What is asked —
Reproduce every record below exactly as it appears.

Supplied records —
+ + + +
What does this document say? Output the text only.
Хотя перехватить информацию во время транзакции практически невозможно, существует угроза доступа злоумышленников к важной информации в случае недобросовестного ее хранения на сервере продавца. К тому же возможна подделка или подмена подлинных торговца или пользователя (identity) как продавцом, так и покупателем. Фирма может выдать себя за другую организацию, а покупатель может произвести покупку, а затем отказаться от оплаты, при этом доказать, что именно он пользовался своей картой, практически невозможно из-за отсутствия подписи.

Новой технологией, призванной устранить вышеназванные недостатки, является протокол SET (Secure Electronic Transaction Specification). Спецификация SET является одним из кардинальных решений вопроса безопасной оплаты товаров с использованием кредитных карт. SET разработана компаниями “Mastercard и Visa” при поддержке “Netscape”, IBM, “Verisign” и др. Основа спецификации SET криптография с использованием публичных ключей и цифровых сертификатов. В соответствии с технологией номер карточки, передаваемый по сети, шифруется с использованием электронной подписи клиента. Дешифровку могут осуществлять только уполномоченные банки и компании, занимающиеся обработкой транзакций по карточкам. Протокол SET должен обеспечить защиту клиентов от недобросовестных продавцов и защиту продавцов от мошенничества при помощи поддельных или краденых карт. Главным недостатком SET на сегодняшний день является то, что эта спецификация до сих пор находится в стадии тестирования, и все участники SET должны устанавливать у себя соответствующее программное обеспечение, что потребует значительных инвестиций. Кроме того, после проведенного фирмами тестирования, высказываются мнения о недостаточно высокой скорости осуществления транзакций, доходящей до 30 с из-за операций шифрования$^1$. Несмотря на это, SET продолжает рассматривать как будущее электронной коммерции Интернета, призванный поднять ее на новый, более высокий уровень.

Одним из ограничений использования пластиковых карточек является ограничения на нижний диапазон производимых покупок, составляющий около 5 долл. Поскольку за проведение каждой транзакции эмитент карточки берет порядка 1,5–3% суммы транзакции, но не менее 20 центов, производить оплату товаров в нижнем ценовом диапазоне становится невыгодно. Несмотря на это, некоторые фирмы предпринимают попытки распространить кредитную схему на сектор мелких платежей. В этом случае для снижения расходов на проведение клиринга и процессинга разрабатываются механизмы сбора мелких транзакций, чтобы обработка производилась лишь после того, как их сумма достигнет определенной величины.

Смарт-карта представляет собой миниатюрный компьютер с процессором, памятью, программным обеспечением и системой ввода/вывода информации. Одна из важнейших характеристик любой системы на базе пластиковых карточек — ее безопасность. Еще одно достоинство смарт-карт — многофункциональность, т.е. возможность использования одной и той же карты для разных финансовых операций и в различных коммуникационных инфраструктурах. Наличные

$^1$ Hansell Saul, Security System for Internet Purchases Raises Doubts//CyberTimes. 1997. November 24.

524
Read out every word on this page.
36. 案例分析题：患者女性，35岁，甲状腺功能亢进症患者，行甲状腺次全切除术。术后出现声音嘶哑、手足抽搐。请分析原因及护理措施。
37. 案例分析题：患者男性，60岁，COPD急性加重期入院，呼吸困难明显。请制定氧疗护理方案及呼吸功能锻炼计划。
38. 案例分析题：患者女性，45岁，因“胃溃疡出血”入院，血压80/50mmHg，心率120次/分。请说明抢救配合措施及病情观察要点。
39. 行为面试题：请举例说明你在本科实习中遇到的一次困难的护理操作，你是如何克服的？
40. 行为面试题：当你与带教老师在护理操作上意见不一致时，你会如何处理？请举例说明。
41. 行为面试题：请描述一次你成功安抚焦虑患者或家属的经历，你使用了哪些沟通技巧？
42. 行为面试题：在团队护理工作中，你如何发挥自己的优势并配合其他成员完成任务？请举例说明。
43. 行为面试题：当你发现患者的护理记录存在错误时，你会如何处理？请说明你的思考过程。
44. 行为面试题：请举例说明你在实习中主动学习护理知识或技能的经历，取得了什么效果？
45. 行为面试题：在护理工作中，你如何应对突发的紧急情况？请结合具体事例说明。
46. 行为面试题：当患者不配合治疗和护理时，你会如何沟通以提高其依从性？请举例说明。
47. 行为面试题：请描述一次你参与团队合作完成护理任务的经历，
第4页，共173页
+ + + +
Solution to the exercise —
What does this document say? Output the text only.
Хотя перехватить информацию во время транзакции практически невозможно, существует угроза доступа злоумышленников к важной информации в случае недобросовестного ее хранения на сервере продавца. К тому же возможна подделка или подмена подлинных торговца или пользователя (identity) как продавцом, так и покупателем. Фирма может выдать себя за другую организацию, а покупатель может произвести покупку, а затем отказаться от оплаты, при этом доказать, что именно он пользовался своей картой, практически невозможно из-за отсутствия подписи.

Новой технологией, призванной устранить вышеназванные недостатки, является протокол SET (Secure Electronic Transaction Specification). Спецификация SET является одним из кардинальных решений вопроса безопасной оплаты товаров с использованием кредитных карт. SET разработана компаниями “Mastercard и Visa” при поддержке “Netscape”, IBM, “Verisign” и др. Основа спецификации SET криптография с использованием публичных ключей и цифровых сертификатов. В соответствии с технологией номер карточки, передаваемый по сети, шифруется с использованием электронной подписи клиента. Дешифровку могут осуществлять только уполномоченные банки и компании, занимающиеся обработкой транзакций по карточкам. Протокол SET должен обеспечить защиту клиентов от недобросовестных продавцов и защиту продавцов от мошенничества при помощи поддельных или краденых карт. Главным недостатком SET на сегодняшний день является то, что эта спецификация до сих пор находится в стадии тестирования, и все участники SET должны устанавливать у себя соответствующее программное обеспечение, что потребует значительных инвестиций. Кроме того, после проведенного фирмами тестирования, высказываются мнения о недостаточно высокой скорости осуществления транзакций, доходящей до 30 с из-за операций шифрования$^1$. Несмотря на это, SET продолжает рассматривать как будущее электронной коммерции Интернета, призванный поднять ее на новый, более высокий уровень.

Одним из ограничений использования пластиковых карточек является ограничения на нижний диапазон производимых покупок, составляющий около 5 долл. Поскольку за проведение каждой транзакции эмитент карточки берет порядка 1,5–3% суммы транзакции, но не менее 20 центов, производить оплату товаров в нижнем ценовом диапазоне становится невыгодно. Несмотря на это, некоторые фирмы предпринимают попытки распространить кредитную схему на сектор мелких платежей. В этом случае для снижения расходов на проведение клиринга и процессинга разрабатываются механизмы сбора мелких транзакций, чтобы обработка производилась лишь после того, как их сумма достигнет определенной величины.

Смарт-карта представляет собой миниатюрный компьютер с процессором, памятью, программным обеспечением и системой ввода/вывода информации. Одна из важнейших характеристик любой системы на базе пластиковых карточек — ее безопасность. Еще одно достоинство смарт-карт — многофункциональность, т.е. возможность использования одной и той же карты для разных финансовых операций и в различных коммуникационных инфраструктурах. Наличные

$^1$ Hansell Saul, Security System for Internet Purchases Raises Doubts//CyberTimes. 1997. November 24.

524
Read out every word on this page.
36. 案例分析题：患者女性，35岁，甲状腺功能亢进症患者，行甲状腺次全切除术。术后出现声音嘶哑、手足抽搐。请分析原因及护理措施。
37. 案例分析题：患者男性，60岁，COPD急性加重期入院，呼吸困难明显。请制定氧疗护理方案及呼吸功能锻炼计划。
38. 案例分析题：患者女性，45岁，因“胃溃疡出血”入院，血压80/50mmHg，心率120次/分。请说明抢救配合措施及病情观察要点。
39. 行为面试题：请举例说明你在本科实习中遇到的一次困难的护理操作，你是如何克服的？
40. 行为面试题：当你与带教老师在护理操作上意见不一致时，你会如何处理？请举例说明。
41. 行为面试题：请描述一次你成功安抚焦虑患者或家属的经历，你使用了哪些沟通技巧？
42. 行为面试题：在团队护理工作中，你如何发挥自己的优势并配合其他成员完成任务？请举例说明。
43. 行为面试题：当你发现患者的护理记录存在错误时，你会如何处理？请说明你的思考过程。
44. 行为面试题：请举例说明你在实习中主动学习护理知识或技能的经历，取得了什么效果？
45. 行为面试题：在护理工作中，你如何应对突发的紧急情况？请结合具体事例说明。
46. 行为面试题：当患者不配合治疗和护理时，你会如何沟通以提高其依从性？请举例说明。
47. 行为面试题：请描述一次你参与团队合作完成护理任务的经历，
第4页，共173页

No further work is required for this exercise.